▶ [EXERCISE OBJECTIVE]
Copy out the listing that follows, exactly, without its pictures.

======== MATERIAL FOR THIS EXERCISE ========

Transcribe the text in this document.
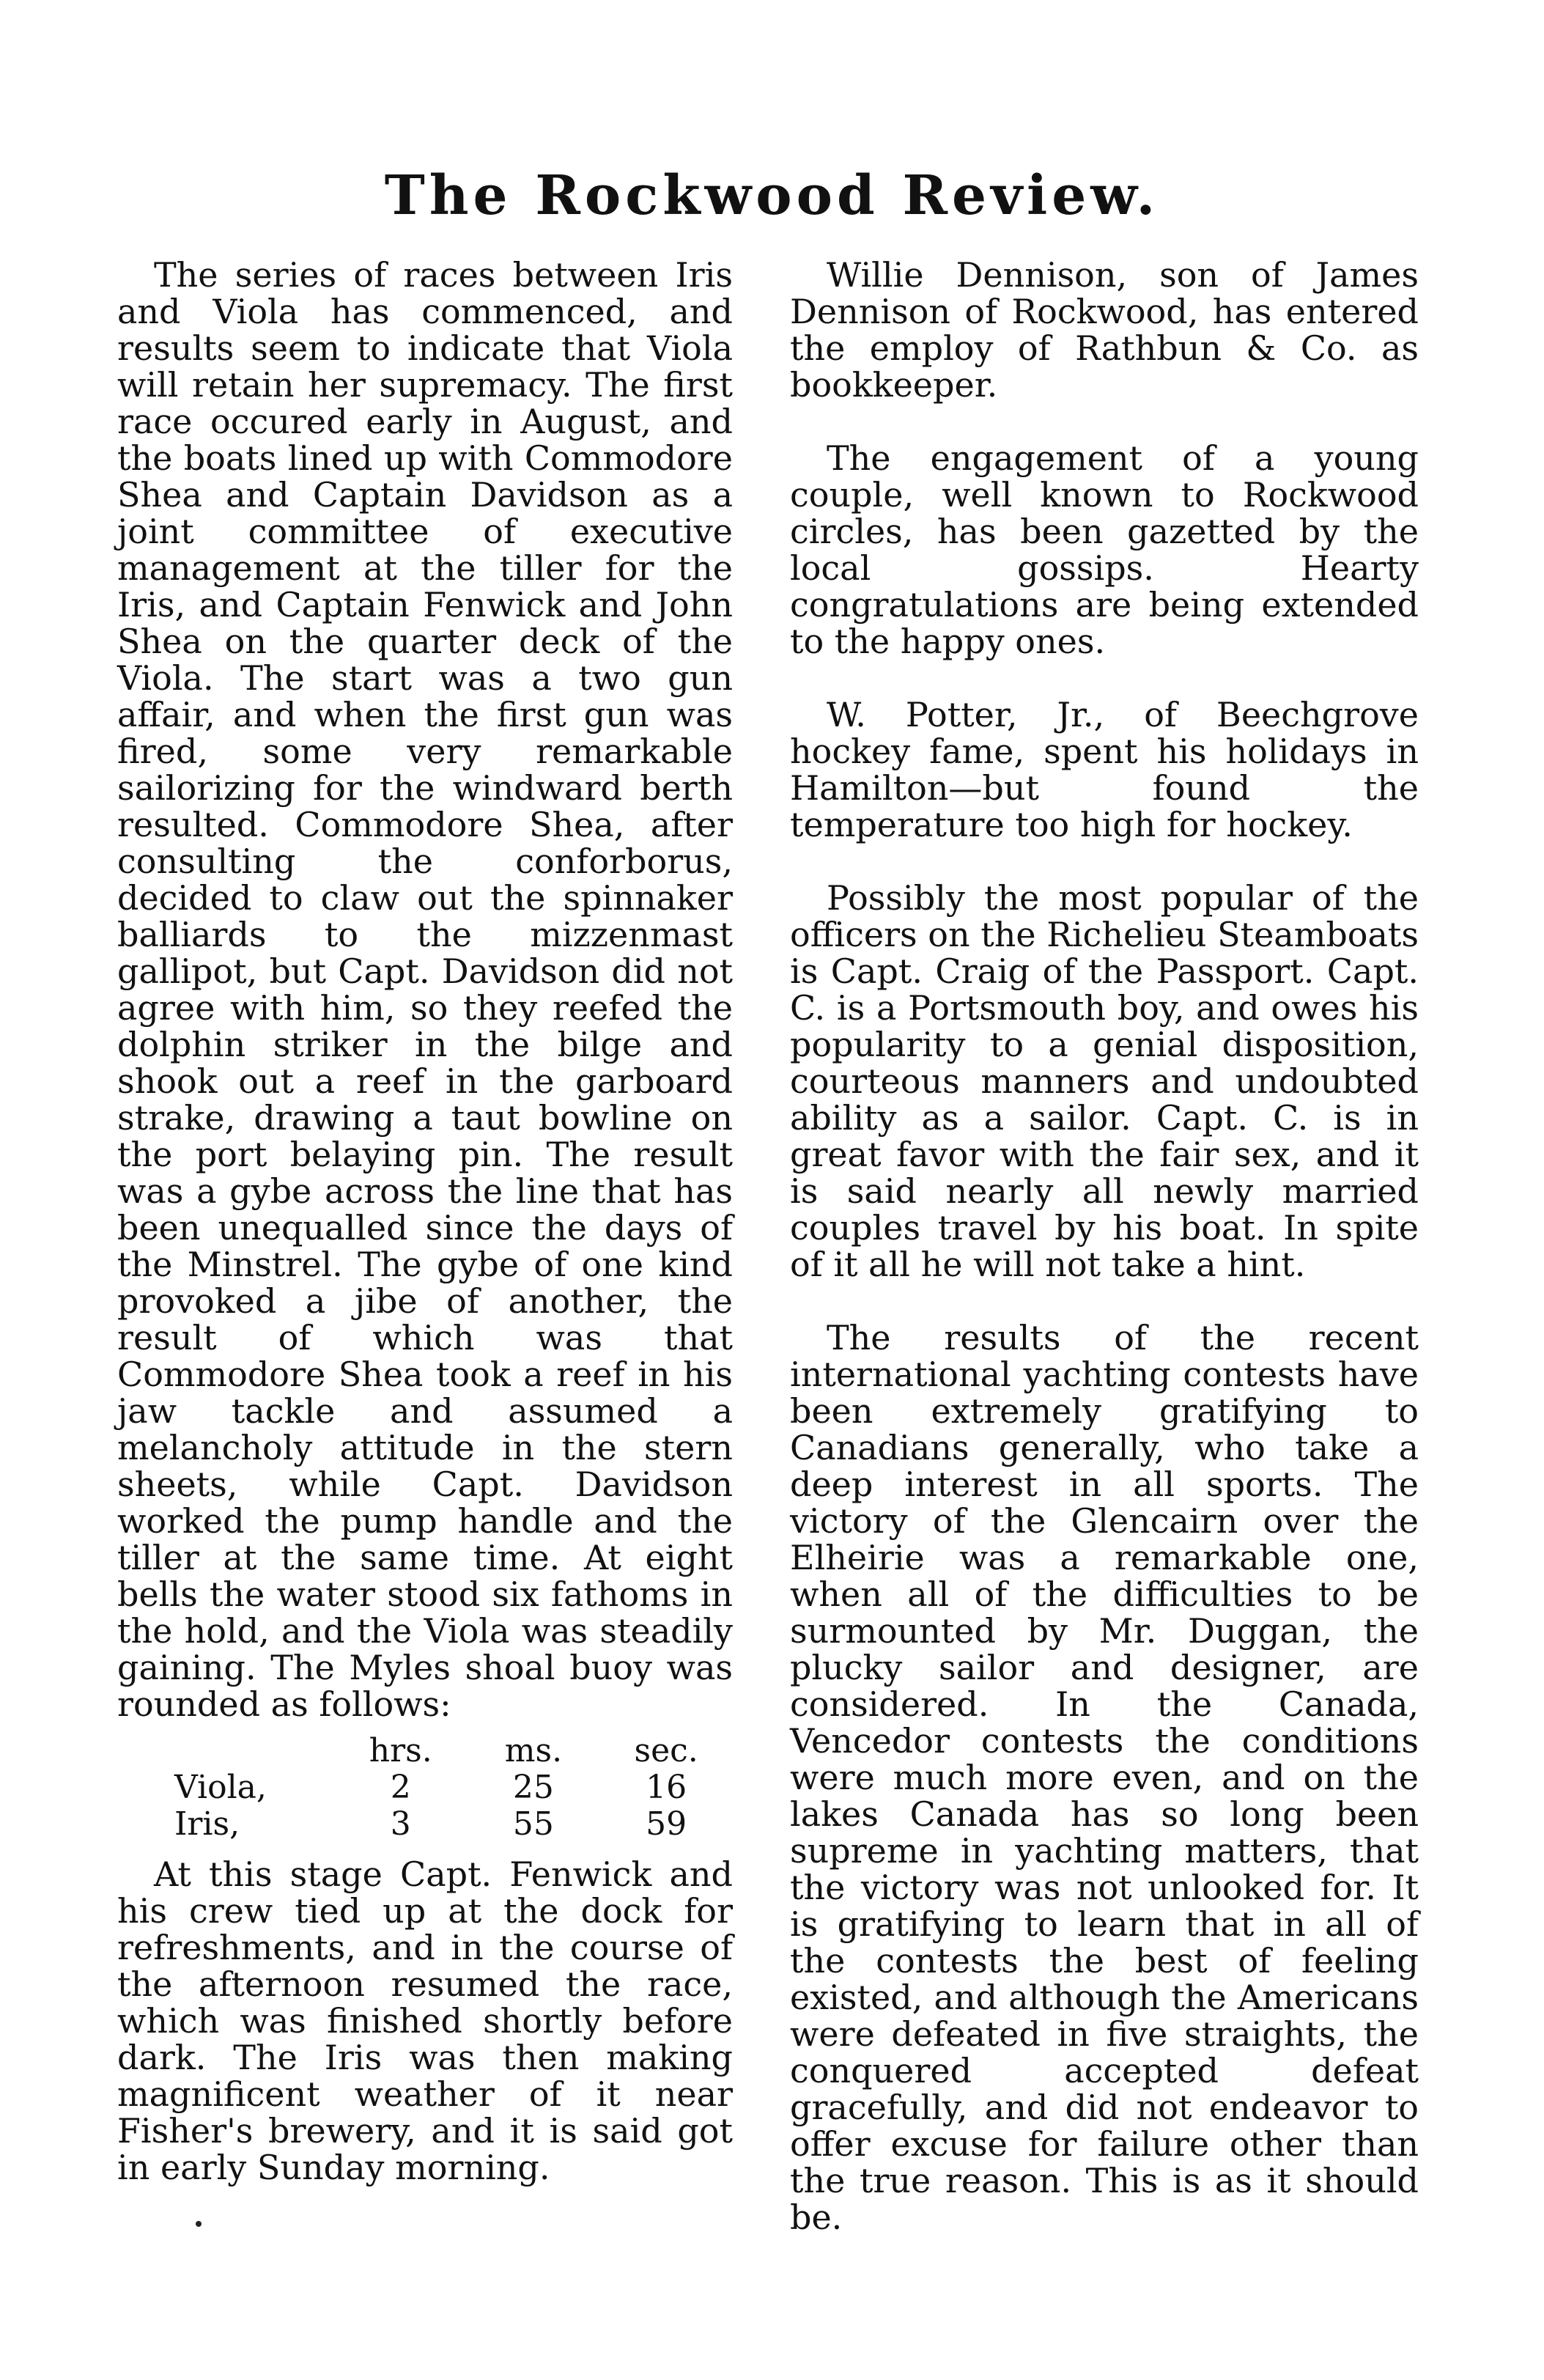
The Rockwood Review.

The series of races between Iris and Viola has commenced, and results seem to indicate that Viola will retain her supremacy. The first race occured early in August, and the boats lined up with Commodore Shea and Captain Davidson as a joint committee of executive management at the tiller for the Iris, and Captain Fenwick and John Shea on the quarter deck of the Viola. The start was a two gun affair, and when the first gun was fired, some very remarkable sailorizing for the windward berth resulted. Commodore Shea, after consulting the conforborus, decided to claw out the spinnaker balliards to the mizzenmast gallipot, but Capt. Davidson did not agree with him, so they reefed the dolphin striker in the bilge and shook out a reef in the garboard strake, drawing a taut bowline on the port belaying pin. The result was a gybe across the line that has been unequalled since the days of the Minstrel. The gybe of one kind provoked a jibe of another, the result of which was that Commodore Shea took a reef in his jaw tackle and assumed a melancholy attitude in the stern sheets, while Capt. Davidson worked the pump handle and the tiller at the same time. At eight bells the water stood six fathoms in the hold, and the Viola was steadily gaining. The Myles shoal buoy was rounded as follows:

	hrs.	ms.	sec.
Viola,	2	25	16
Iris,	3	55	59

At this stage Capt. Fenwick and his crew tied up at the dock for refreshments, and in the course of the afternoon resumed the race, which was finished shortly before dark. The Iris was then making magnificent weather of it near Fisher's brewery, and it is said got in early Sunday morning.

Willie Dennison, son of James Dennison of Rockwood, has entered the employ of Rathbun & Co. as bookkeeper.

The engagement of a young couple, well known to Rockwood circles, has been gazetted by the local gossips. Hearty congratulations are being extended to the happy ones.

W. Potter, Jr., of Beechgrove hockey fame, spent his holidays in Hamilton—but found the temperature too high for hockey.

Possibly the most popular of the officers on the Richelieu Steamboats is Capt. Craig of the Passport. Capt. C. is a Portsmouth boy, and owes his popularity to a genial disposition, courteous manners and undoubted ability as a sailor. Capt. C. is in great favor with the fair sex, and it is said nearly all newly married couples travel by his boat. In spite of it all he will not take a hint.

The results of the recent international yachting contests have been extremely gratifying to Canadians generally, who take a deep interest in all sports. The victory of the Glencairn over the Elheirie was a remarkable one, when all of the difficulties to be surmounted by Mr. Duggan, the plucky sailor and designer, are considered. In the Canada, Vencedor contests the conditions were much more even, and on the lakes Canada has so long been supreme in yachting matters, that the victory was not unlooked for. It is gratifying to learn that in all of the contests the best of feeling existed, and although the Americans were defeated in five straights, the conquered accepted defeat gracefully, and did not endeavor to offer excuse for failure other than the true reason. This is as it should be.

========

▶ [COMPLETE ANSWER]
Transcribe the text in this document.
The Rockwood Review.

The series of races between Iris and Viola has commenced, and results seem to indicate that Viola will retain her supremacy. The first race occured early in August, and the boats lined up with Commodore Shea and Captain Davidson as a joint committee of executive management at the tiller for the Iris, and Captain Fenwick and John Shea on the quarter deck of the Viola. The start was a two gun affair, and when the first gun was fired, some very remarkable sailorizing for the windward berth resulted. Commodore Shea, after consulting the conforborus, decided to claw out the spinnaker balliards to the mizzenmast gallipot, but Capt. Davidson did not agree with him, so they reefed the dolphin striker in the bilge and shook out a reef in the garboard strake, drawing a taut bowline on the port belaying pin. The result was a gybe across the line that has been unequalled since the days of the Minstrel. The gybe of one kind provoked a jibe of another, the result of which was that Commodore Shea took a reef in his jaw tackle and assumed a melancholy attitude in the stern sheets, while Capt. Davidson worked the pump handle and the tiller at the same time. At eight bells the water stood six fathoms in the hold, and the Viola was steadily gaining. The Myles shoal buoy was rounded as follows:

	hrs.	ms.	sec.
Viola,	2	25	16
Iris,	3	55	59

At this stage Capt. Fenwick and his crew tied up at the dock for refreshments, and in the course of the afternoon resumed the race, which was finished shortly before dark. The Iris was then making magnificent weather of it near Fisher's brewery, and it is said got in early Sunday morning.

Willie Dennison, son of James Dennison of Rockwood, has entered the employ of Rathbun & Co. as bookkeeper.

The engagement of a young couple, well known to Rockwood circles, has been gazetted by the local gossips. Hearty congratulations are being extended to the happy ones.

W. Potter, Jr., of Beechgrove hockey fame, spent his holidays in Hamilton—but found the temperature too high for hockey.

Possibly the most popular of the officers on the Richelieu Steamboats is Capt. Craig of the Passport. Capt. C. is a Portsmouth boy, and owes his popularity to a genial disposition, courteous manners and undoubted ability as a sailor. Capt. C. is in great favor with the fair sex, and it is said nearly all newly married couples travel by his boat. In spite of it all he will not take a hint.

The results of the recent international yachting contests have been extremely gratifying to Canadians generally, who take a deep interest in all sports. The victory of the Glencairn over the Elheirie was a remarkable one, when all of the difficulties to be surmounted by Mr. Duggan, the plucky sailor and designer, are considered. In the Canada, Vencedor contests the conditions were much more even, and on the lakes Canada has so long been supreme in yachting matters, that the victory was not unlooked for. It is gratifying to learn that in all of the contests the best of feeling existed, and although the Americans were defeated in five straights, the conquered accepted defeat gracefully, and did not endeavor to offer excuse for failure other than the true reason. This is as it should be.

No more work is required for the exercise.